◆ MATERIAL PROVIDED:
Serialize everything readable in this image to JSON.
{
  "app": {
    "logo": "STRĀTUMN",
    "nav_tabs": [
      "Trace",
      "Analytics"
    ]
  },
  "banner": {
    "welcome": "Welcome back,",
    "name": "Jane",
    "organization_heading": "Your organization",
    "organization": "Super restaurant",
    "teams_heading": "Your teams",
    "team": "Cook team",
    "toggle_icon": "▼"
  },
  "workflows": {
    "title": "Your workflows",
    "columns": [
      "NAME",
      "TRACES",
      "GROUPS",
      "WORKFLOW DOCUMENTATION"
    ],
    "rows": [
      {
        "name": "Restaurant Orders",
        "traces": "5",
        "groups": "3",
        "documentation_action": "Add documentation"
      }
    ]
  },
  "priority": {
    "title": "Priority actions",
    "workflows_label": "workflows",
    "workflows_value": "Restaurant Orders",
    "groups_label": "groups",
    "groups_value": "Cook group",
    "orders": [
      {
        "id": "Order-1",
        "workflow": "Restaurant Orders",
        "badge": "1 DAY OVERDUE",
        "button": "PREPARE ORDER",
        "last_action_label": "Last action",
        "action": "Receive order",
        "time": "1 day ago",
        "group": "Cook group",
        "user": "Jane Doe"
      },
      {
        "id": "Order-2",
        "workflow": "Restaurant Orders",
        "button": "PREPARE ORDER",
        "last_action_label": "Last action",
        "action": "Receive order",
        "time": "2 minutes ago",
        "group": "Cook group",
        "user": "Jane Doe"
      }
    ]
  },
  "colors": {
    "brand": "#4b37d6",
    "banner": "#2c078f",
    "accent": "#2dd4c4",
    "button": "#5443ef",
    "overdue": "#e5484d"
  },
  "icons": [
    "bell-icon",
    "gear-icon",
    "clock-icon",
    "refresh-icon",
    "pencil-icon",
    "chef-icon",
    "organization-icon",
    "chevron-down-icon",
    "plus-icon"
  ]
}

◆ EXERCISE REQUIREMENTS:
Restate all of the entries above precisely.

◆ EXERCISE ANSWER:
Serialize everything readable in this image to JSON.
{
  "app": {
    "logo": "STRĀTUMN",
    "nav_tabs": [
      "Trace",
      "Analytics"
    ]
  },
  "banner": {
    "welcome": "Welcome back,",
    "name": "Jane",
    "organization_heading": "Your organization",
    "organization": "Super restaurant",
    "teams_heading": "Your teams",
    "team": "Cook team",
    "toggle_icon": "▼"
  },
  "workflows": {
    "title": "Your workflows",
    "columns": [
      "NAME",
      "TRACES",
      "GROUPS",
      "WORKFLOW DOCUMENTATION"
    ],
    "rows": [
      {
        "name": "Restaurant Orders",
        "traces": "5",
        "groups": "3",
        "documentation_action": "Add documentation"
      }
    ]
  },
  "priority": {
    "title": "Priority actions",
    "workflows_label": "workflows",
    "workflows_value": "Restaurant Orders",
    "groups_label": "groups",
    "groups_value": "Cook group",
    "orders": [
      {
        "id": "Order-1",
        "workflow": "Restaurant Orders",
        "badge": "1 DAY OVERDUE",
        "button": "PREPARE ORDER",
        "last_action_label": "Last action",
        "action": "Receive order",
        "time": "1 day ago",
        "group": "Cook group",
        "user": "Jane Doe"
      },
      {
        "id": "Order-2",
        "workflow": "Restaurant Orders",
        "button": "PREPARE ORDER",
        "last_action_label": "Last action",
        "action": "Receive order",
        "time": "2 minutes ago",
        "group": "Cook group",
        "user": "Jane Doe"
      }
    ]
  },
  "colors": {
    "brand": "#4b37d6",
    "banner": "#2c078f",
    "accent": "#2dd4c4",
    "button": "#5443ef",
    "overdue": "#e5484d"
  },
  "icons": [
    "bell-icon",
    "gear-icon",
    "clock-icon",
    "refresh-icon",
    "pencil-icon",
    "chef-icon",
    "organization-icon",
    "chevron-down-icon",
    "plus-icon"
  ]
}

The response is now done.